◆ **PROVIDED DATA**:
--- start ---

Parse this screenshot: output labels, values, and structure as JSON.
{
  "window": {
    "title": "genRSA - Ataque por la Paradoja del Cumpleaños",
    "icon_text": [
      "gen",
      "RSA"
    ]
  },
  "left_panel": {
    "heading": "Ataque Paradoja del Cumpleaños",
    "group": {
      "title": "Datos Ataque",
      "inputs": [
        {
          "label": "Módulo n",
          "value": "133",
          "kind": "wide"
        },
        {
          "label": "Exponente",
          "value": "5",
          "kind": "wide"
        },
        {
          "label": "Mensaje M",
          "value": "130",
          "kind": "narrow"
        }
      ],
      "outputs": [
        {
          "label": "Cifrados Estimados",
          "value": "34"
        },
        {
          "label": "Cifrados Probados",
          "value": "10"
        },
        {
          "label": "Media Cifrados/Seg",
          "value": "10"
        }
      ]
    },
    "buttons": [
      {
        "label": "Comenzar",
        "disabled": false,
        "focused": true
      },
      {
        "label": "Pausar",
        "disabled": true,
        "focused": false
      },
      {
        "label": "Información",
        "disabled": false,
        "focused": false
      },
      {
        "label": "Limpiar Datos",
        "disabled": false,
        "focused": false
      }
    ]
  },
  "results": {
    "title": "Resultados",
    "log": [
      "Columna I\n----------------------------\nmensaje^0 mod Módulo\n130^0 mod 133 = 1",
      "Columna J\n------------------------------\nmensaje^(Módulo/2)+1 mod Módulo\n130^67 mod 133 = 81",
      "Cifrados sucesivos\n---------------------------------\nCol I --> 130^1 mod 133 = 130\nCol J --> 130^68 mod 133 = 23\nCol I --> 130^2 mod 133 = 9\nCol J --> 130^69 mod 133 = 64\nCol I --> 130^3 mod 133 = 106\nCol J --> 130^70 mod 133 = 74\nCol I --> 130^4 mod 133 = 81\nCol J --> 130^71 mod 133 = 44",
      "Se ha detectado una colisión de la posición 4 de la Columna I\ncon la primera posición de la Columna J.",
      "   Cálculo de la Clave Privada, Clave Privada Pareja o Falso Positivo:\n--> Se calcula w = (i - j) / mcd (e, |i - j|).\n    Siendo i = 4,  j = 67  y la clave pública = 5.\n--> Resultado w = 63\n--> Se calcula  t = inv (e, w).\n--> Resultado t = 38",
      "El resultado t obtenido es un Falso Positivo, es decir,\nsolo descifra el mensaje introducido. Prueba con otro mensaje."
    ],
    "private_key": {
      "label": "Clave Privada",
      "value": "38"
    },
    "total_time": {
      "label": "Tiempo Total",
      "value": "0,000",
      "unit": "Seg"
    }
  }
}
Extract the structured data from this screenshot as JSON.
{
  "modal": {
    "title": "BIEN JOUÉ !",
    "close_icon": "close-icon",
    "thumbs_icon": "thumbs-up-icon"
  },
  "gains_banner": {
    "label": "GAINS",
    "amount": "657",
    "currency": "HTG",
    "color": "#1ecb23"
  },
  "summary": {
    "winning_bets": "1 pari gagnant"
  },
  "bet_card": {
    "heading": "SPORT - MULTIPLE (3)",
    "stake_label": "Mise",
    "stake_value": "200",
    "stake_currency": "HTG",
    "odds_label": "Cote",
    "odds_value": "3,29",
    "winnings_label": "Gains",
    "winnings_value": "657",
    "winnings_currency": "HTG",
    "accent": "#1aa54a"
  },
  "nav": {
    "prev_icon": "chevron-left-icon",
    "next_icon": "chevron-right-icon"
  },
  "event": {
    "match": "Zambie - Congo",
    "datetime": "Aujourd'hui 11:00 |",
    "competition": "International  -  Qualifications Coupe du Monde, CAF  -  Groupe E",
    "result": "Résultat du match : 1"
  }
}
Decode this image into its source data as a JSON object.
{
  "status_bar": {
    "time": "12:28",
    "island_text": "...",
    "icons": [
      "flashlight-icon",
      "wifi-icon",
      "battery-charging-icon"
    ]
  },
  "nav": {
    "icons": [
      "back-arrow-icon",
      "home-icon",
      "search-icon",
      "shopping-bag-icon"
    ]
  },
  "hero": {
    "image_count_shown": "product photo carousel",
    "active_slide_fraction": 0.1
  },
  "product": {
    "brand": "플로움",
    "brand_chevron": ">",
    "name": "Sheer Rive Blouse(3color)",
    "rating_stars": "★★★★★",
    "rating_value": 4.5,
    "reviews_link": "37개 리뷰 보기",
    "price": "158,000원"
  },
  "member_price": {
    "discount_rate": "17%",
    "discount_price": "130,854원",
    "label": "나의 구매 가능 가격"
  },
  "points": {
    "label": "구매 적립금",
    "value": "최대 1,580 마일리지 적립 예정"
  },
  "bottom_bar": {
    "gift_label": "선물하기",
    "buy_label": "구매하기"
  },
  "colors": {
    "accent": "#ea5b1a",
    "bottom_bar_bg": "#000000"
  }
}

--- end ---

Transcribe word for word the lines from the one holding "Extract the structured" to the last line of the listing above, inclusive.

◆ **EXERCISE RESPONSE**:
Extract the structured data from this screenshot as JSON.
{
  "modal": {
    "title": "BIEN JOUÉ !",
    "close_icon": "close-icon",
    "thumbs_icon": "thumbs-up-icon"
  },
  "gains_banner": {
    "label": "GAINS",
    "amount": "657",
    "currency": "HTG",
    "color": "#1ecb23"
  },
  "summary": {
    "winning_bets": "1 pari gagnant"
  },
  "bet_card": {
    "heading": "SPORT - MULTIPLE (3)",
    "stake_label": "Mise",
    "stake_value": "200",
    "stake_currency": "HTG",
    "odds_label": "Cote",
    "odds_value": "3,29",
    "winnings_label": "Gains",
    "winnings_value": "657",
    "winnings_currency": "HTG",
    "accent": "#1aa54a"
  },
  "nav": {
    "prev_icon": "chevron-left-icon",
    "next_icon": "chevron-right-icon"
  },
  "event": {
    "match": "Zambie - Congo",
    "datetime": "Aujourd'hui 11:00 |",
    "competition": "International  -  Qualifications Coupe du Monde, CAF  -  Groupe E",
    "result": "Résultat du match : 1"
  }
}
Decode this image into its source data as a JSON object.
{
  "status_bar": {
    "time": "12:28",
    "island_text": "...",
    "icons": [
      "flashlight-icon",
      "wifi-icon",
      "battery-charging-icon"
    ]
  },
  "nav": {
    "icons": [
      "back-arrow-icon",
      "home-icon",
      "search-icon",
      "shopping-bag-icon"
    ]
  },
  "hero": {
    "image_count_shown": "product photo carousel",
    "active_slide_fraction": 0.1
  },
  "product": {
    "brand": "플로움",
    "brand_chevron": ">",
    "name": "Sheer Rive Blouse(3color)",
    "rating_stars": "★★★★★",
    "rating_value": 4.5,
    "reviews_link": "37개 리뷰 보기",
    "price": "158,000원"
  },
  "member_price": {
    "discount_rate": "17%",
    "discount_price": "130,854원",
    "label": "나의 구매 가능 가격"
  },
  "points": {
    "label": "구매 적립금",
    "value": "최대 1,580 마일리지 적립 예정"
  },
  "bottom_bar": {
    "gift_label": "선물하기",
    "buy_label": "구매하기"
  },
  "colors": {
    "accent": "#ea5b1a",
    "bottom_bar_bg": "#000000"
  }
}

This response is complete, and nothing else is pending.